◆ Given request: Write out the records below word for word, please.

● ● ● ● ● ● ●

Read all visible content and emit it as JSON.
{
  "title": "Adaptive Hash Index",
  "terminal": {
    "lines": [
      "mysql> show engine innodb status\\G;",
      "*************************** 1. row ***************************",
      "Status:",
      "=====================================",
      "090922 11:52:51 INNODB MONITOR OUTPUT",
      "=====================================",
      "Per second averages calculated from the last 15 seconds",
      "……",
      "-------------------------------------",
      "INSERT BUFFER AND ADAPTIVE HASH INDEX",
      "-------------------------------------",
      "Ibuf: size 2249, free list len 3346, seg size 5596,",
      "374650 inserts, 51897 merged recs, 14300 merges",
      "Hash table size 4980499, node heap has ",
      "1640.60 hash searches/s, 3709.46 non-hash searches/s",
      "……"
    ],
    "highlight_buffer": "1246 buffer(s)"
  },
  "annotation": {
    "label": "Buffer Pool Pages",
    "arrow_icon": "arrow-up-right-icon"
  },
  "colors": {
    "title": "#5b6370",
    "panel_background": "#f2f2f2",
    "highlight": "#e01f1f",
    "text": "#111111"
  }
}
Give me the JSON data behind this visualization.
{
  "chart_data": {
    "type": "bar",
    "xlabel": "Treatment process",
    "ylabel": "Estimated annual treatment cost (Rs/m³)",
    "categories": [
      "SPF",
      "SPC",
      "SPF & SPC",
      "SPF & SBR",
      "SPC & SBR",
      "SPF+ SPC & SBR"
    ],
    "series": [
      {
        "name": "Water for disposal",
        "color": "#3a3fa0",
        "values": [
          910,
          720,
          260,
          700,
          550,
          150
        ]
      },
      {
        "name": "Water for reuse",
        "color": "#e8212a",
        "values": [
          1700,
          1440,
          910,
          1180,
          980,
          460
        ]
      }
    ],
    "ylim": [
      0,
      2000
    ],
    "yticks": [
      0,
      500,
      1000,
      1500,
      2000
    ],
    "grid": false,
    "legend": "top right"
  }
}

● ● ● ● ● ● ●

◆ The response:
Read all visible content and emit it as JSON.
{
  "title": "Adaptive Hash Index",
  "terminal": {
    "lines": [
      "mysql> show engine innodb status\\G;",
      "*************************** 1. row ***************************",
      "Status:",
      "=====================================",
      "090922 11:52:51 INNODB MONITOR OUTPUT",
      "=====================================",
      "Per second averages calculated from the last 15 seconds",
      "……",
      "-------------------------------------",
      "INSERT BUFFER AND ADAPTIVE HASH INDEX",
      "-------------------------------------",
      "Ibuf: size 2249, free list len 3346, seg size 5596,",
      "374650 inserts, 51897 merged recs, 14300 merges",
      "Hash table size 4980499, node heap has ",
      "1640.60 hash searches/s, 3709.46 non-hash searches/s",
      "……"
    ],
    "highlight_buffer": "1246 buffer(s)"
  },
  "annotation": {
    "label": "Buffer Pool Pages",
    "arrow_icon": "arrow-up-right-icon"
  },
  "colors": {
    "title": "#5b6370",
    "panel_background": "#f2f2f2",
    "highlight": "#e01f1f",
    "text": "#111111"
  }
}
Give me the JSON data behind this visualization.
{
  "chart_data": {
    "type": "bar",
    "xlabel": "Treatment process",
    "ylabel": "Estimated annual treatment cost (Rs/m³)",
    "categories": [
      "SPF",
      "SPC",
      "SPF & SPC",
      "SPF & SBR",
      "SPC & SBR",
      "SPF+ SPC & SBR"
    ],
    "series": [
      {
        "name": "Water for disposal",
        "color": "#3a3fa0",
        "values": [
          910,
          720,
          260,
          700,
          550,
          150
        ]
      },
      {
        "name": "Water for reuse",
        "color": "#e8212a",
        "values": [
          1700,
          1440,
          910,
          1180,
          980,
          460
        ]
      }
    ],
    "ylim": [
      0,
      2000
    ],
    "yticks": [
      0,
      500,
      1000,
      1500,
      2000
    ],
    "grid": false,
    "legend": "top right"
  }
}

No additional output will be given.